What the task asks>
Give only the number of lines in the data that include the string "wypracowanie".

Collected data>
########################################

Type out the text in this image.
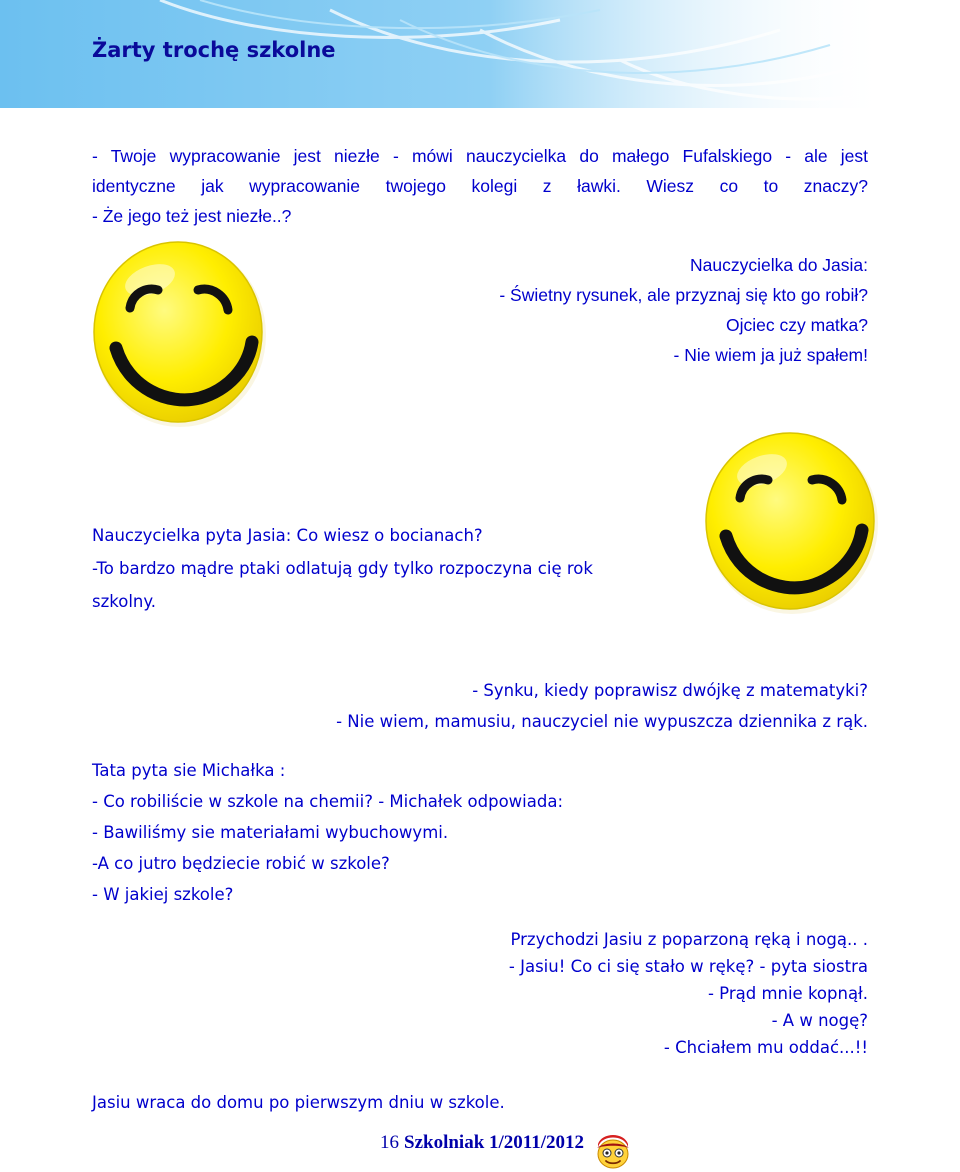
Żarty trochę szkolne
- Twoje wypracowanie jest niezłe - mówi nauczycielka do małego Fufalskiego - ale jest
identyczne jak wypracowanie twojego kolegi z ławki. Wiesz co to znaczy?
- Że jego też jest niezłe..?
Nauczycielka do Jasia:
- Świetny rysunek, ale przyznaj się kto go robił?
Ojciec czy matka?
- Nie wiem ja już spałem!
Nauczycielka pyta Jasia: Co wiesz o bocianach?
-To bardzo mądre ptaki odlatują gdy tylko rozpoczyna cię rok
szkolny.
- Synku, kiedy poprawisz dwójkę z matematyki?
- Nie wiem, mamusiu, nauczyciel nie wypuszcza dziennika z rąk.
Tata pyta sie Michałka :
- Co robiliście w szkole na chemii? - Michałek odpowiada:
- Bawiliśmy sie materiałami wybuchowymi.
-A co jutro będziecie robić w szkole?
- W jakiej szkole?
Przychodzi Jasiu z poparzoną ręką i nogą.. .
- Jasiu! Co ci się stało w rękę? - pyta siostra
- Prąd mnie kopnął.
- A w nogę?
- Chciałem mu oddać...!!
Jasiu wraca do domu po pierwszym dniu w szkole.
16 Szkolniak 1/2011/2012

########################################

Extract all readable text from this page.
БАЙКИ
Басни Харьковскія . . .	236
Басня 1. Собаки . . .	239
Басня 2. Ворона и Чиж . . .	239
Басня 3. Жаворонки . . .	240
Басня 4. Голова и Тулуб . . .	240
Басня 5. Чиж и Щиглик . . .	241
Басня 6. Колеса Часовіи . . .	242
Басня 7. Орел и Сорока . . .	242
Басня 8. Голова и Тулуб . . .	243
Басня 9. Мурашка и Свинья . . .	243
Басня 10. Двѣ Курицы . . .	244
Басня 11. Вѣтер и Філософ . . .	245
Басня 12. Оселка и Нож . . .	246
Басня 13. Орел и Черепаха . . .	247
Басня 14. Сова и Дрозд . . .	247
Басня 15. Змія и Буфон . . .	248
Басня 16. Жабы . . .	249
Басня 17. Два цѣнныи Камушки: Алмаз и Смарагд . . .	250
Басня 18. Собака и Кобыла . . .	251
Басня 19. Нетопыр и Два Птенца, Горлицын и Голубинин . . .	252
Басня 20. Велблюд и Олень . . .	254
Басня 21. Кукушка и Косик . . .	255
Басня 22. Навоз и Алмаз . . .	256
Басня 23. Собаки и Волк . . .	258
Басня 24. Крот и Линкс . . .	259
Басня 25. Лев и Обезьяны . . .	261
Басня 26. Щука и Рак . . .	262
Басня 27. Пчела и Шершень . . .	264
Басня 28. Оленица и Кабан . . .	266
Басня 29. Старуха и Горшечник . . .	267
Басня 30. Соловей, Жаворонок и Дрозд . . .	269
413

########################################

Exercise response>
2